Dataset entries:
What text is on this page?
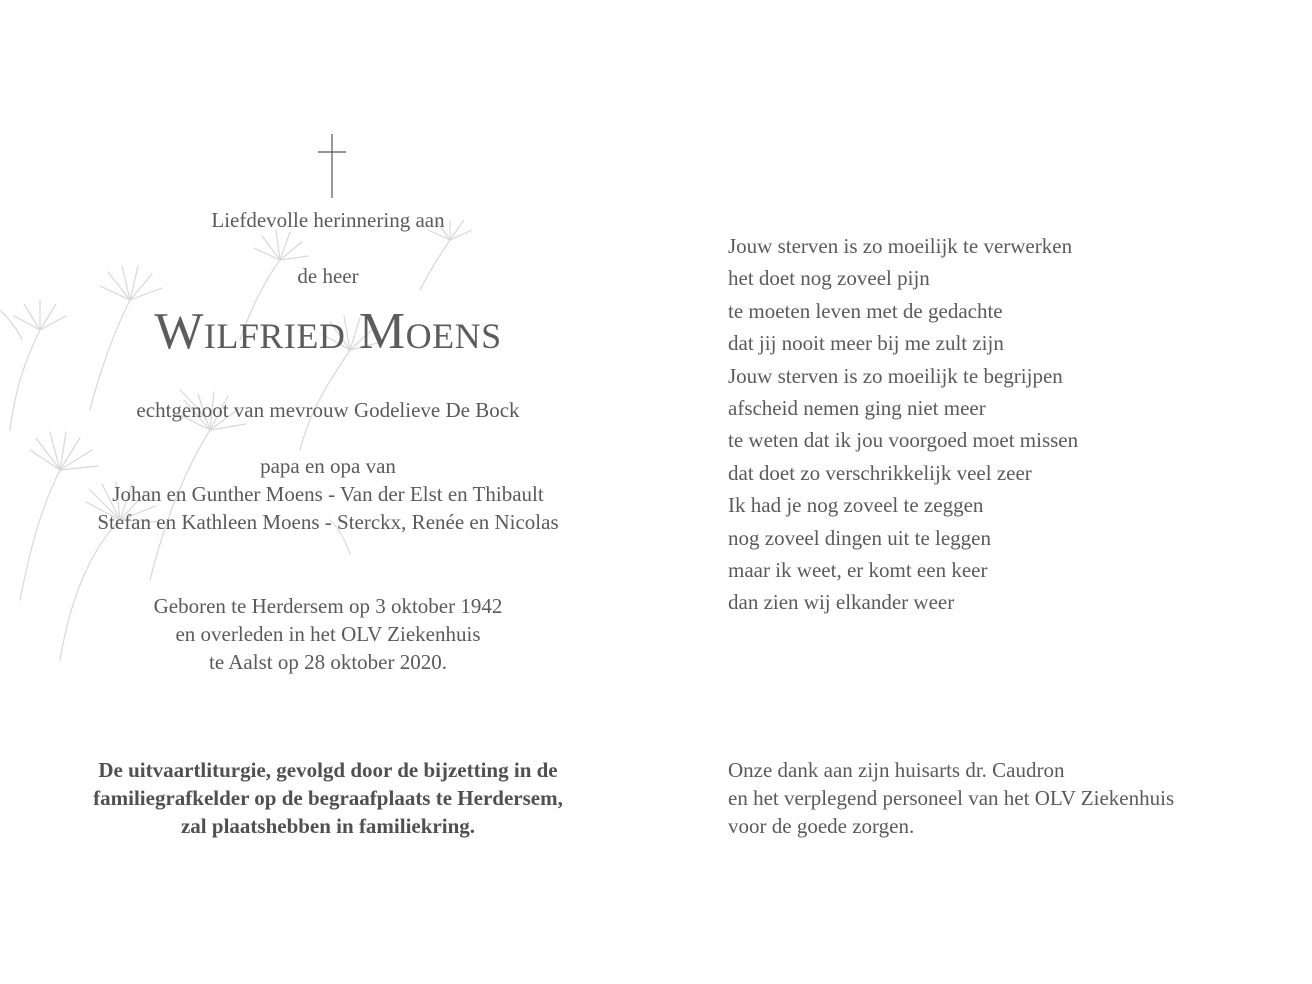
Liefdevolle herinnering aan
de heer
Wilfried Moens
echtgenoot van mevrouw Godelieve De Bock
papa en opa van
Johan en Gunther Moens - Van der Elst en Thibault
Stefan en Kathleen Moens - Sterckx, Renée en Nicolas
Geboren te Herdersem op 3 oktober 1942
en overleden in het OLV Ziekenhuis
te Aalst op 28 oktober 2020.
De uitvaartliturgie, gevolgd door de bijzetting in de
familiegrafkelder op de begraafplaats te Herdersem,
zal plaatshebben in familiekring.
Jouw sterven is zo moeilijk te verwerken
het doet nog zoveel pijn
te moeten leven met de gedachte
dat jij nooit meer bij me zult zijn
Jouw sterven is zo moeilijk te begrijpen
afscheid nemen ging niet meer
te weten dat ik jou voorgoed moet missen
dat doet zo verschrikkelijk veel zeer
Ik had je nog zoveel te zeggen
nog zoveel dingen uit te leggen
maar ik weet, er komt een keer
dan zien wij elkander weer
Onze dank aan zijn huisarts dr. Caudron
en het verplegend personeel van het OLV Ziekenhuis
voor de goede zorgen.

STATED PROBLEM =
Reproduce each entry precisely, dropping only the pictures.

WRITTEN SOLUTION =
What text is on this page?
Liefdevolle herinnering aan
de heer
Wilfried Moens
echtgenoot van mevrouw Godelieve De Bock
papa en opa van
Johan en Gunther Moens - Van der Elst en Thibault
Stefan en Kathleen Moens - Sterckx, Renée en Nicolas
Geboren te Herdersem op 3 oktober 1942
en overleden in het OLV Ziekenhuis
te Aalst op 28 oktober 2020.
De uitvaartliturgie, gevolgd door de bijzetting in de
familiegrafkelder op de begraafplaats te Herdersem,
zal plaatshebben in familiekring.
Jouw sterven is zo moeilijk te verwerken
het doet nog zoveel pijn
te moeten leven met de gedachte
dat jij nooit meer bij me zult zijn
Jouw sterven is zo moeilijk te begrijpen
afscheid nemen ging niet meer
te weten dat ik jou voorgoed moet missen
dat doet zo verschrikkelijk veel zeer
Ik had je nog zoveel te zeggen
nog zoveel dingen uit te leggen
maar ik weet, er komt een keer
dan zien wij elkander weer
Onze dank aan zijn huisarts dr. Caudron
en het verplegend personeel van het OLV Ziekenhuis
voor de goede zorgen.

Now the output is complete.